Selected extract:
Johan Galtung Is Awarded the Korean Peace Prize

TRANSCEND News, 1 Nov 2010

Prof. Dietrich Fischer, Nov 1 2010 – TRANSCEND Media Service

Johan Galtung, born in Oslo, Norway, on 24 October 1930 has been awarded the Korean DMZ Peace Prize for 2010, “for his long-lasting work for world peace and Korean reunification”, as the selection committee stated. The award ceremony will take place in Seoul on December 7, 2010. DMZ stands for De-Militarized Zone, as a Zone of Peace.

Galtung, recognized worldwide as founder of the academic discipline of peace studies, has worked persistently for nearly four decades to promote peace on the Korean peninsula. Since 1972, he has visited Korea about 25 times, including two visits to North Korea in 1989 and 2000. He has also held numerous dialogues abroad with diplomats from both South and North Korea. He advised South Korean president Kim Dae Jung, whose “sunshine policy” helped improve relations between North and South Korea.

Based on published speeches that Galtung held in North and South Korea (see www.transcend.org/tup), the following key elements of his analysis and peace proposals emerge.

He emphasizes the need for both negative peace–the absence of violence– and positive peace–cooperation for mutual and equal benefit. Cooperation presupposes the absence of violence, what requires solution of the underlying conflict. Violence is to conflict like smoke to fire. To get rid of the smoke, it is necessary to extinguish the fire. If the conflict is not solved, cooperation will not last. Of course, both efforts can be pursued simultaneously.

The West portrays the root of the conflict as North Korea’s attack against the South in 1950, at the start of the Korean War that lasted until 1953, and has not yet been ended with a peace treaty. This was the first time since 1812 that the US has not won a war, and the US has not yet forgiven North Korea. But we must not forget the 1905 Taft-Katsura Memorandum about zones of interest, giving to the USA the Philippines and to Japan Korea; Japanese colonial occupation of Korea 1910-1945; the partition of Korea in 1945; and the 1948 Jeju uprising against American occupation, which was brutally suppressed by South Korean troops under US command.

True, there are human rights violations in North Korea, but the same occurred in the South during military dictatorship. South Korea has changed. So will North Korea, Galtung expects, following the paths of China and Vietnam, who have adopted a form of capitalism with rapid economic growth under control of the communist party.

Galtung does not foresee a Korean unification similar to the German unification (collapse of the regime in the East, followed by absorption by the West), nor similar to how Vietnam was unified (conquest of the South by the North). Neither of those two processes is peaceful. Peace requires equality, not domination of one side by the other. He anticipates, and advocates, a process similar to the formation of the European Union, with states beginning with functional cooperation (the European Coal and Steel Union of 1951), and gradually closer cooperation and joint institutions.

Another model is the unification of Austria, after it was divided into four occupations zones from 1945-1955: withdrawal of all foreign troops, and formation of a single neutral state.

Given information:
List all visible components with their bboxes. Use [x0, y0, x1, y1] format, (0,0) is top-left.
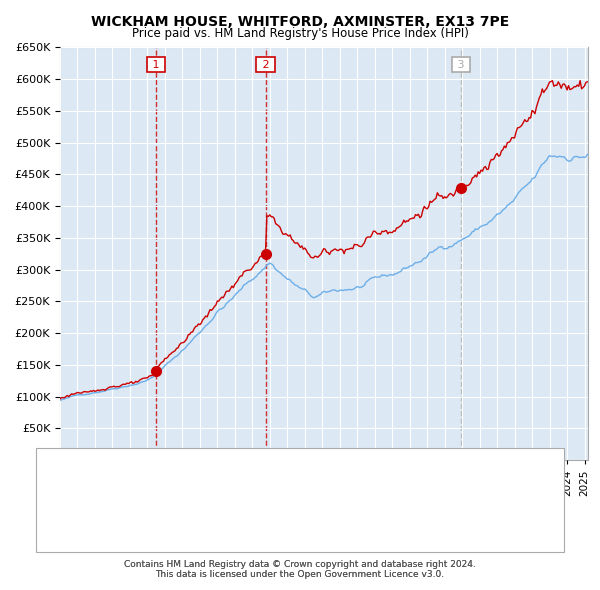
Text: £324,950: £324,950: [270, 509, 323, 518]
Text: 7% ↑ HPI: 7% ↑ HPI: [420, 532, 473, 542]
Text: Contains HM Land Registry data © Crown copyright and database right 2024.
This d: Contains HM Land Registry data © Crown c…: [124, 560, 476, 579]
Text: 2: 2: [41, 509, 55, 518]
Text: 5% ↑ HPI: 5% ↑ HPI: [420, 509, 472, 518]
Text: 1: 1: [41, 485, 55, 494]
Text: Price paid vs. HM Land Registry's House Price Index (HPI): Price paid vs. HM Land Registry's House …: [131, 27, 469, 40]
Text: 5% ↑ HPI: 5% ↑ HPI: [420, 509, 472, 518]
Text: £140,000: £140,000: [270, 485, 323, 494]
Text: 3: 3: [41, 532, 55, 542]
Text: WICKHAM HOUSE, WHITFORD, AXMINSTER, EX13 7PE: WICKHAM HOUSE, WHITFORD, AXMINSTER, EX13…: [91, 15, 509, 29]
Text: 05-OCT-2006: 05-OCT-2006: [108, 509, 181, 518]
Text: £428,000: £428,000: [270, 532, 323, 542]
Text: 3: 3: [454, 60, 468, 70]
Text: Contains HM Land Registry data © Crown copyright and database right 2024.
This d: Contains HM Land Registry data © Crown c…: [124, 560, 476, 579]
Text: 1: 1: [149, 60, 163, 70]
Text: 05-OCT-2006: 05-OCT-2006: [108, 509, 181, 518]
Text: £324,950: £324,950: [270, 509, 323, 518]
Text: 2: 2: [41, 509, 55, 518]
Text: 30-JUN-2000: 30-JUN-2000: [108, 485, 179, 494]
Text: £428,000: £428,000: [270, 532, 323, 542]
Text: 3: 3: [41, 532, 55, 542]
Text: 7% ↑ HPI: 7% ↑ HPI: [420, 532, 473, 542]
Text: 08-DEC-2017: 08-DEC-2017: [108, 532, 182, 542]
Text: 2: 2: [259, 60, 272, 70]
Text: 1: 1: [41, 485, 55, 494]
Text: 3% ↓ HPI: 3% ↓ HPI: [420, 485, 472, 494]
Text: £140,000: £140,000: [270, 485, 323, 494]
Text: 3% ↓ HPI: 3% ↓ HPI: [420, 485, 472, 494]
Text: 08-DEC-2017: 08-DEC-2017: [108, 532, 182, 542]
Text: 30-JUN-2000: 30-JUN-2000: [108, 485, 179, 494]
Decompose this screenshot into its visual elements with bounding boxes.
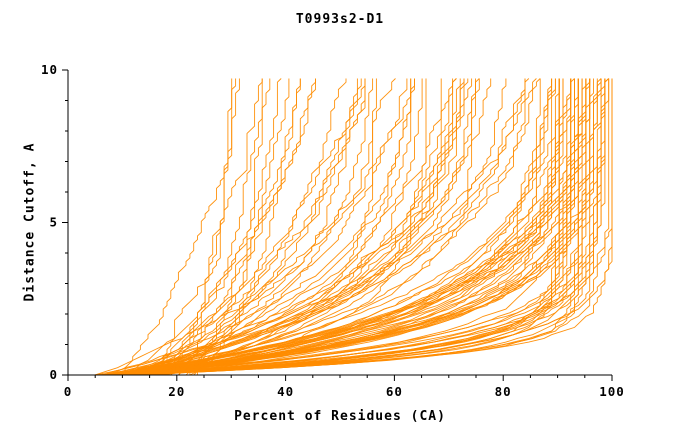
model-gdt-curve <box>121 78 461 376</box>
model-gdt-curve <box>106 78 480 376</box>
model-gdt-curve <box>109 78 610 376</box>
model-gdt-curve <box>155 78 366 376</box>
model-gdt-curve <box>132 78 610 376</box>
model-gdt-curve <box>124 78 316 376</box>
y-tick-label: 10 <box>41 62 58 77</box>
model-gdt-curve <box>147 78 442 376</box>
model-gdt-curve <box>140 78 579 376</box>
model-gdt-curve <box>140 78 541 376</box>
model-gdt-curve <box>132 78 587 376</box>
model-gdt-curve <box>151 78 271 376</box>
model-gdt-curve <box>159 78 423 376</box>
model-gdt-curve <box>132 78 591 376</box>
model-gdt-curve <box>189 78 347 376</box>
model-gdt-curve <box>136 78 362 376</box>
model-gdt-curve <box>102 78 553 376</box>
model-gdt-curve <box>117 78 606 376</box>
model-gdt-curve <box>102 78 457 376</box>
x-tick-label: 0 <box>64 384 73 399</box>
model-gdt-curve <box>132 78 610 376</box>
model-gdt-curve <box>163 78 427 376</box>
model-gdt-curve <box>98 78 606 376</box>
model-gdt-curve <box>166 78 301 376</box>
x-tick-label: 100 <box>599 384 625 399</box>
model-gdt-curve <box>140 78 454 376</box>
model-gdt-curve <box>193 78 290 376</box>
model-gdt-curve <box>197 78 301 375</box>
x-tick-label: 40 <box>277 384 294 399</box>
model-gdt-curve <box>94 78 396 376</box>
model-gdt-curve <box>189 78 358 375</box>
model-gdt-curve <box>185 78 316 376</box>
model-gdt-curve <box>121 78 602 376</box>
model-gdt-curve <box>178 78 263 376</box>
x-axis-label: Percent of Residues (CA) <box>234 409 446 424</box>
model-gdt-curve <box>94 78 465 376</box>
model-gdt-curve <box>147 78 587 376</box>
model-gdt-curve <box>120 78 240 376</box>
model-gdt-curve <box>128 78 579 376</box>
y-tick-label: 0 <box>49 367 58 382</box>
model-gdt-curve <box>121 78 553 376</box>
model-gdt-curve <box>121 78 526 376</box>
chart-title: T0993s2-D1 <box>295 12 385 27</box>
x-tick-label: 80 <box>495 384 512 399</box>
x-tick-label: 20 <box>168 384 185 399</box>
model-gdt-curve <box>121 78 579 376</box>
model-gdt-curve <box>144 78 526 376</box>
model-gdt-curve <box>128 78 412 376</box>
model-gdt-curve <box>170 78 237 376</box>
x-tick-label: 60 <box>386 384 403 399</box>
y-tick-label: 5 <box>49 215 58 230</box>
model-gdt-curve <box>136 78 606 376</box>
model-gdt-curve <box>102 78 610 376</box>
model-gdt-curve <box>144 78 587 376</box>
model-gdt-curve <box>102 78 473 376</box>
model-gdt-curve <box>105 78 507 376</box>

Aim of the task:
Continue the article on Johan Galtung's Korean peace prize and proposals, picking up right after its last sentence.

Result below:
In Korea, that process will probably take longer. The people of Korea should be united, the sooner the better, through free travel and economic cooperation between North and South. But it is not likely that one of the two states will simply disappear. The Koreans, in both North and South, have great pride. More desirable is a gradual process of cooperation on concrete issues of mutual benefit (like reopening the rail link between North and South that was cut in 1950), followed by the formation of a lose confederation of two states, developing into a federation with a center for financial, foreign policy and military matters and a periphery of the two Koreas retaining many of their present characteristics. This may ultimately result in a unitary, neutral state, if the Korean people so wish.

Galtung sees potential in an association of the mahayana buddhist countries, which have a common culture: North and South Korea, China (including Hong Kong, Macao and Taiwan), Japan and Vietnam. Such an association could produce goods of Japanese and South Korean quality, at prices of China, Vietnam and North Korea.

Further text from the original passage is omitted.